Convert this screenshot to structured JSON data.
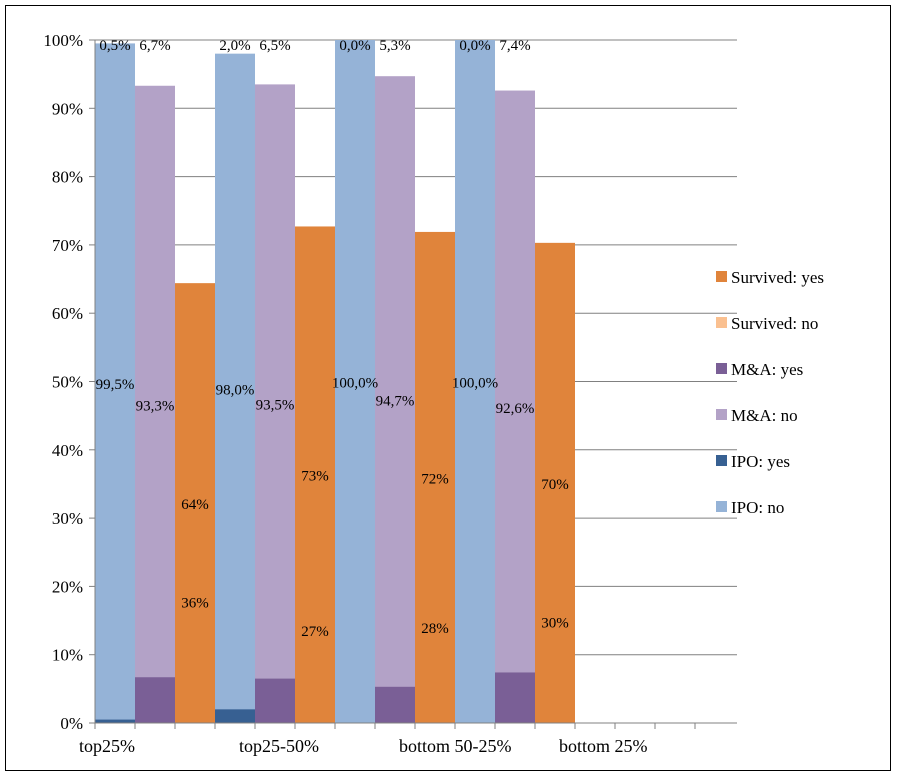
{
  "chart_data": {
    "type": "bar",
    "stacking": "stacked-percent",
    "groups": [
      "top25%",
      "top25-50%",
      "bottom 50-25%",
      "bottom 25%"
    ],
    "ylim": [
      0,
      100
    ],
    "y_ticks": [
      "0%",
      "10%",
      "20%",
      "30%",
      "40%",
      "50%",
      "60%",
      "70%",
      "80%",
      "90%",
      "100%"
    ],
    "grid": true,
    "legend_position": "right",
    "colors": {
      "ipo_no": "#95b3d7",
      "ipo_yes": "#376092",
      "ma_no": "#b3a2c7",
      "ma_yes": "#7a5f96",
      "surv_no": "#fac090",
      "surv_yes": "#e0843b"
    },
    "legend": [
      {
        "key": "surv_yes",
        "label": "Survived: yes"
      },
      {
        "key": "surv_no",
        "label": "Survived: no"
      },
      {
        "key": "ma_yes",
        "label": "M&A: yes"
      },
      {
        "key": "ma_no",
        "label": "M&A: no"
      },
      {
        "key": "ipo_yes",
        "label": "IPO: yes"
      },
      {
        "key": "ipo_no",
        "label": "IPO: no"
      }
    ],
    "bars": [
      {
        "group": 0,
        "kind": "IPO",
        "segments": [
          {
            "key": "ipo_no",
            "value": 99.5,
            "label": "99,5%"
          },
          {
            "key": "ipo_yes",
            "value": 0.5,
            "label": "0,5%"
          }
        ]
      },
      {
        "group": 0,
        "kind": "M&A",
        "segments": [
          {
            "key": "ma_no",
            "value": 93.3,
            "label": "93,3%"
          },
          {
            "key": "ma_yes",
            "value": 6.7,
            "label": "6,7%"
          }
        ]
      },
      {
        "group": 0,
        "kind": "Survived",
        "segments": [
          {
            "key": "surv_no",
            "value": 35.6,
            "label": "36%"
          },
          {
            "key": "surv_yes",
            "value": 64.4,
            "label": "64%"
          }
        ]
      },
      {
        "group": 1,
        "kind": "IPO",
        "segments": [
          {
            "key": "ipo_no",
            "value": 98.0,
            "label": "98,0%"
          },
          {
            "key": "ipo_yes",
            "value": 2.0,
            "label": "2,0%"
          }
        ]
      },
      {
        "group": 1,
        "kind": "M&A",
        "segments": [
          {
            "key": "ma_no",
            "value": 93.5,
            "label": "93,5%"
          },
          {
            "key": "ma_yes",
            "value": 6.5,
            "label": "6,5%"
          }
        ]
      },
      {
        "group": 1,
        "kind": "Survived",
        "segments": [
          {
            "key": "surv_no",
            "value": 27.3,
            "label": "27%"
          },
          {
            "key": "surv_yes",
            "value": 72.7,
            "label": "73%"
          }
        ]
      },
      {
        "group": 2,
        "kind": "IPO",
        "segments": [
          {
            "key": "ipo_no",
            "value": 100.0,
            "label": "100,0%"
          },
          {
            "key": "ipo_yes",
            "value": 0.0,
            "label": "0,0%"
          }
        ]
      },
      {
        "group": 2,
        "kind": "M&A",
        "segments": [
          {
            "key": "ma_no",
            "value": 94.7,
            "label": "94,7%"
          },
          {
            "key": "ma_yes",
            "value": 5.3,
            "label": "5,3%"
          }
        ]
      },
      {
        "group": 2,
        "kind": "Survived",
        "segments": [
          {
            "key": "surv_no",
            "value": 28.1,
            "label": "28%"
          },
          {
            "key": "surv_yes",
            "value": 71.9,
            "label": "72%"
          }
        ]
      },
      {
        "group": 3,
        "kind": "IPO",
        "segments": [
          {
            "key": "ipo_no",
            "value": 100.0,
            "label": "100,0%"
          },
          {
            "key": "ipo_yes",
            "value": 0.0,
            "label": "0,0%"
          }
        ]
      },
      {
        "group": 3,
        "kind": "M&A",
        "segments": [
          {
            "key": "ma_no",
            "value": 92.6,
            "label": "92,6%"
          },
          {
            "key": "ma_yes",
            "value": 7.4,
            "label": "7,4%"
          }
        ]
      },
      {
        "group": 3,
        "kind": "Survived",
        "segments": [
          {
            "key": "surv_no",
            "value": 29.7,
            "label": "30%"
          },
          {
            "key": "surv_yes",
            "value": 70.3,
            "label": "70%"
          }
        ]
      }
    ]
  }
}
------------
Exercise aim:
Leave out the pictures and output the rest of the material exactly as written.

Expected answer:
Convert this screenshot to structured JSON data.
{
  "chart_data": {
    "type": "bar",
    "stacking": "stacked-percent",
    "groups": [
      "top25%",
      "top25-50%",
      "bottom 50-25%",
      "bottom 25%"
    ],
    "ylim": [
      0,
      100
    ],
    "y_ticks": [
      "0%",
      "10%",
      "20%",
      "30%",
      "40%",
      "50%",
      "60%",
      "70%",
      "80%",
      "90%",
      "100%"
    ],
    "grid": true,
    "legend_position": "right",
    "colors": {
      "ipo_no": "#95b3d7",
      "ipo_yes": "#376092",
      "ma_no": "#b3a2c7",
      "ma_yes": "#7a5f96",
      "surv_no": "#fac090",
      "surv_yes": "#e0843b"
    },
    "legend": [
      {
        "key": "surv_yes",
        "label": "Survived: yes"
      },
      {
        "key": "surv_no",
        "label": "Survived: no"
      },
      {
        "key": "ma_yes",
        "label": "M&A: yes"
      },
      {
        "key": "ma_no",
        "label": "M&A: no"
      },
      {
        "key": "ipo_yes",
        "label": "IPO: yes"
      },
      {
        "key": "ipo_no",
        "label": "IPO: no"
      }
    ],
    "bars": [
      {
        "group": 0,
        "kind": "IPO",
        "segments": [
          {
            "key": "ipo_no",
            "value": 99.5,
            "label": "99,5%"
          },
          {
            "key": "ipo_yes",
            "value": 0.5,
            "label": "0,5%"
          }
        ]
      },
      {
        "group": 0,
        "kind": "M&A",
        "segments": [
          {
            "key": "ma_no",
            "value": 93.3,
            "label": "93,3%"
          },
          {
            "key": "ma_yes",
            "value": 6.7,
            "label": "6,7%"
          }
        ]
      },
      {
        "group": 0,
        "kind": "Survived",
        "segments": [
          {
            "key": "surv_no",
            "value": 35.6,
            "label": "36%"
          },
          {
            "key": "surv_yes",
            "value": 64.4,
            "label": "64%"
          }
        ]
      },
      {
        "group": 1,
        "kind": "IPO",
        "segments": [
          {
            "key": "ipo_no",
            "value": 98.0,
            "label": "98,0%"
          },
          {
            "key": "ipo_yes",
            "value": 2.0,
            "label": "2,0%"
          }
        ]
      },
      {
        "group": 1,
        "kind": "M&A",
        "segments": [
          {
            "key": "ma_no",
            "value": 93.5,
            "label": "93,5%"
          },
          {
            "key": "ma_yes",
            "value": 6.5,
            "label": "6,5%"
          }
        ]
      },
      {
        "group": 1,
        "kind": "Survived",
        "segments": [
          {
            "key": "surv_no",
            "value": 27.3,
            "label": "27%"
          },
          {
            "key": "surv_yes",
            "value": 72.7,
            "label": "73%"
          }
        ]
      },
      {
        "group": 2,
        "kind": "IPO",
        "segments": [
          {
            "key": "ipo_no",
            "value": 100.0,
            "label": "100,0%"
          },
          {
            "key": "ipo_yes",
            "value": 0.0,
            "label": "0,0%"
          }
        ]
      },
      {
        "group": 2,
        "kind": "M&A",
        "segments": [
          {
            "key": "ma_no",
            "value": 94.7,
            "label": "94,7%"
          },
          {
            "key": "ma_yes",
            "value": 5.3,
            "label": "5,3%"
          }
        ]
      },
      {
        "group": 2,
        "kind": "Survived",
        "segments": [
          {
            "key": "surv_no",
            "value": 28.1,
            "label": "28%"
          },
          {
            "key": "surv_yes",
            "value": 71.9,
            "label": "72%"
          }
        ]
      },
      {
        "group": 3,
        "kind": "IPO",
        "segments": [
          {
            "key": "ipo_no",
            "value": 100.0,
            "label": "100,0%"
          },
          {
            "key": "ipo_yes",
            "value": 0.0,
            "label": "0,0%"
          }
        ]
      },
      {
        "group": 3,
        "kind": "M&A",
        "segments": [
          {
            "key": "ma_no",
            "value": 92.6,
            "label": "92,6%"
          },
          {
            "key": "ma_yes",
            "value": 7.4,
            "label": "7,4%"
          }
        ]
      },
      {
        "group": 3,
        "kind": "Survived",
        "segments": [
          {
            "key": "surv_no",
            "value": 29.7,
            "label": "30%"
          },
          {
            "key": "surv_yes",
            "value": 70.3,
            "label": "70%"
          }
        ]
      }
    ]
  }
}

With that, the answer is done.